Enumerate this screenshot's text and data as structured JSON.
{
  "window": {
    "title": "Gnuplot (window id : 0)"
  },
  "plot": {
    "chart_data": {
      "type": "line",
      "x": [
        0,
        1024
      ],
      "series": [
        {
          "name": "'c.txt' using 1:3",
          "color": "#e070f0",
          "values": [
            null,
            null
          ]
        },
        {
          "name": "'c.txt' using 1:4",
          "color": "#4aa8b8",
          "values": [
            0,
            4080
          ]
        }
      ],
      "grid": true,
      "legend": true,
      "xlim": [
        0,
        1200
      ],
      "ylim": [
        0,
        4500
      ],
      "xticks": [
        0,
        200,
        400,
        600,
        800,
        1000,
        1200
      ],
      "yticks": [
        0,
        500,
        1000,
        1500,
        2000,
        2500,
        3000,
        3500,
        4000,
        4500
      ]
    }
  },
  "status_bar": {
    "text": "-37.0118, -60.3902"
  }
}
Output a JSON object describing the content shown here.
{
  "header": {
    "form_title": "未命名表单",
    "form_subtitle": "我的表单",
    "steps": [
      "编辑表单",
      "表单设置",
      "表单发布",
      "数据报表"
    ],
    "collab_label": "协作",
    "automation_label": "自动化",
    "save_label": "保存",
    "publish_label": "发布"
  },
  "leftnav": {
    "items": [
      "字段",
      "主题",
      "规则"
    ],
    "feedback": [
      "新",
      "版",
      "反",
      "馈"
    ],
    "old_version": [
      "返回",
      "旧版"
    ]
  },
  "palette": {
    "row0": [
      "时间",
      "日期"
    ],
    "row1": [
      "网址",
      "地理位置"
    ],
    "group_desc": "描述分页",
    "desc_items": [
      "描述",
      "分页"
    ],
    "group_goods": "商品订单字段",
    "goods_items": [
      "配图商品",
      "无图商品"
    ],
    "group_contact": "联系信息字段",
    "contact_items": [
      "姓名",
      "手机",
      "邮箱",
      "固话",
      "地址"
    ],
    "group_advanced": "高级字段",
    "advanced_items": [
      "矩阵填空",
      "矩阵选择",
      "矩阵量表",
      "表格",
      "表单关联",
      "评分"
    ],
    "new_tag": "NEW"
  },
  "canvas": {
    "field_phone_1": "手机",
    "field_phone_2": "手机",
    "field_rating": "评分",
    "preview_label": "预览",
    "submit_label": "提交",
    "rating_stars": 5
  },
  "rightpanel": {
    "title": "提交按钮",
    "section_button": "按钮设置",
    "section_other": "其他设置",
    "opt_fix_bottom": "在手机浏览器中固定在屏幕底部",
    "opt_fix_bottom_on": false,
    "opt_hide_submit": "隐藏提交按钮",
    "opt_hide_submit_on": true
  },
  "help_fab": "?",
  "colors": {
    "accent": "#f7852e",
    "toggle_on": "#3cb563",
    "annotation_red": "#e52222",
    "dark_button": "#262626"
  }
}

## WHAT YOU SHOULD DO
Your task is to extract all of the records exactly.

## WRITTEN SOLUTION
Enumerate this screenshot's text and data as structured JSON.
{
  "window": {
    "title": "Gnuplot (window id : 0)"
  },
  "plot": {
    "chart_data": {
      "type": "line",
      "x": [
        0,
        1024
      ],
      "series": [
        {
          "name": "'c.txt' using 1:3",
          "color": "#e070f0",
          "values": [
            null,
            null
          ]
        },
        {
          "name": "'c.txt' using 1:4",
          "color": "#4aa8b8",
          "values": [
            0,
            4080
          ]
        }
      ],
      "grid": true,
      "legend": true,
      "xlim": [
        0,
        1200
      ],
      "ylim": [
        0,
        4500
      ],
      "xticks": [
        0,
        200,
        400,
        600,
        800,
        1000,
        1200
      ],
      "yticks": [
        0,
        500,
        1000,
        1500,
        2000,
        2500,
        3000,
        3500,
        4000,
        4500
      ]
    }
  },
  "status_bar": {
    "text": "-37.0118, -60.3902"
  }
}
Output a JSON object describing the content shown here.
{
  "header": {
    "form_title": "未命名表单",
    "form_subtitle": "我的表单",
    "steps": [
      "编辑表单",
      "表单设置",
      "表单发布",
      "数据报表"
    ],
    "collab_label": "协作",
    "automation_label": "自动化",
    "save_label": "保存",
    "publish_label": "发布"
  },
  "leftnav": {
    "items": [
      "字段",
      "主题",
      "规则"
    ],
    "feedback": [
      "新",
      "版",
      "反",
      "馈"
    ],
    "old_version": [
      "返回",
      "旧版"
    ]
  },
  "palette": {
    "row0": [
      "时间",
      "日期"
    ],
    "row1": [
      "网址",
      "地理位置"
    ],
    "group_desc": "描述分页",
    "desc_items": [
      "描述",
      "分页"
    ],
    "group_goods": "商品订单字段",
    "goods_items": [
      "配图商品",
      "无图商品"
    ],
    "group_contact": "联系信息字段",
    "contact_items": [
      "姓名",
      "手机",
      "邮箱",
      "固话",
      "地址"
    ],
    "group_advanced": "高级字段",
    "advanced_items": [
      "矩阵填空",
      "矩阵选择",
      "矩阵量表",
      "表格",
      "表单关联",
      "评分"
    ],
    "new_tag": "NEW"
  },
  "canvas": {
    "field_phone_1": "手机",
    "field_phone_2": "手机",
    "field_rating": "评分",
    "preview_label": "预览",
    "submit_label": "提交",
    "rating_stars": 5
  },
  "rightpanel": {
    "title": "提交按钮",
    "section_button": "按钮设置",
    "section_other": "其他设置",
    "opt_fix_bottom": "在手机浏览器中固定在屏幕底部",
    "opt_fix_bottom_on": false,
    "opt_hide_submit": "隐藏提交按钮",
    "opt_hide_submit_on": true
  },
  "help_fab": "?",
  "colors": {
    "accent": "#f7852e",
    "toggle_on": "#3cb563",
    "annotation_red": "#e52222",
    "dark_button": "#262626"
  }
}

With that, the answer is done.